#### Data entries
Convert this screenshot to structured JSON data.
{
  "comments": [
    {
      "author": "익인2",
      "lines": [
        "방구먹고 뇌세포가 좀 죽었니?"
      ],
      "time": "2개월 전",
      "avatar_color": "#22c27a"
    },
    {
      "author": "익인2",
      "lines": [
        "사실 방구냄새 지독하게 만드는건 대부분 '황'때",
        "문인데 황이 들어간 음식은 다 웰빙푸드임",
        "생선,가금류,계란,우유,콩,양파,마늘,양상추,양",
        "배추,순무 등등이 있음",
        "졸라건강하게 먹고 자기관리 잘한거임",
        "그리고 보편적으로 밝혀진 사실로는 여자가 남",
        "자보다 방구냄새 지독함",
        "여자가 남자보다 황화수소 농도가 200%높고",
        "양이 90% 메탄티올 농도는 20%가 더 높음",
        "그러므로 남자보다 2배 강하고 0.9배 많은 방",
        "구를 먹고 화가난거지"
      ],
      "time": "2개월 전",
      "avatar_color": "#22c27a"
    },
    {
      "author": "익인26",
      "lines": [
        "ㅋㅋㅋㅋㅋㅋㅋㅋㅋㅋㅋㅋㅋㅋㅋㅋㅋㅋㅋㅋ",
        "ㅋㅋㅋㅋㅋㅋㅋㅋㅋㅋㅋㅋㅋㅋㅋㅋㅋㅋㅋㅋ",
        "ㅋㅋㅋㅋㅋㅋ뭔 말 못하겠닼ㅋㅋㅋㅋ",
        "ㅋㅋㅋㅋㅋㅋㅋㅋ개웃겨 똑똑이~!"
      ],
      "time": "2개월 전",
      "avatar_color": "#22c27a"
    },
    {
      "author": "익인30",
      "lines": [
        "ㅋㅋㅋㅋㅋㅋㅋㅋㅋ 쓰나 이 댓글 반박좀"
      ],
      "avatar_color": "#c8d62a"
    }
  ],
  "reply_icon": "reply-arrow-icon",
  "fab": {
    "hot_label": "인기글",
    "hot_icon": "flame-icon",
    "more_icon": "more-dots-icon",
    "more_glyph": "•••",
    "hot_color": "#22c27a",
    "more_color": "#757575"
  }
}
########
# What you will do:
Reproduce the entire listing word for word.

# Exercise output:
Convert this screenshot to structured JSON data.
{
  "comments": [
    {
      "author": "익인2",
      "lines": [
        "방구먹고 뇌세포가 좀 죽었니?"
      ],
      "time": "2개월 전",
      "avatar_color": "#22c27a"
    },
    {
      "author": "익인2",
      "lines": [
        "사실 방구냄새 지독하게 만드는건 대부분 '황'때",
        "문인데 황이 들어간 음식은 다 웰빙푸드임",
        "생선,가금류,계란,우유,콩,양파,마늘,양상추,양",
        "배추,순무 등등이 있음",
        "졸라건강하게 먹고 자기관리 잘한거임",
        "그리고 보편적으로 밝혀진 사실로는 여자가 남",
        "자보다 방구냄새 지독함",
        "여자가 남자보다 황화수소 농도가 200%높고",
        "양이 90% 메탄티올 농도는 20%가 더 높음",
        "그러므로 남자보다 2배 강하고 0.9배 많은 방",
        "구를 먹고 화가난거지"
      ],
      "time": "2개월 전",
      "avatar_color": "#22c27a"
    },
    {
      "author": "익인26",
      "lines": [
        "ㅋㅋㅋㅋㅋㅋㅋㅋㅋㅋㅋㅋㅋㅋㅋㅋㅋㅋㅋㅋ",
        "ㅋㅋㅋㅋㅋㅋㅋㅋㅋㅋㅋㅋㅋㅋㅋㅋㅋㅋㅋㅋ",
        "ㅋㅋㅋㅋㅋㅋ뭔 말 못하겠닼ㅋㅋㅋㅋ",
        "ㅋㅋㅋㅋㅋㅋㅋㅋ개웃겨 똑똑이~!"
      ],
      "time": "2개월 전",
      "avatar_color": "#22c27a"
    },
    {
      "author": "익인30",
      "lines": [
        "ㅋㅋㅋㅋㅋㅋㅋㅋㅋ 쓰나 이 댓글 반박좀"
      ],
      "avatar_color": "#c8d62a"
    }
  ],
  "reply_icon": "reply-arrow-icon",
  "fab": {
    "hot_label": "인기글",
    "hot_icon": "flame-icon",
    "more_icon": "more-dots-icon",
    "more_glyph": "•••",
    "hot_color": "#22c27a",
    "more_color": "#757575"
  }
}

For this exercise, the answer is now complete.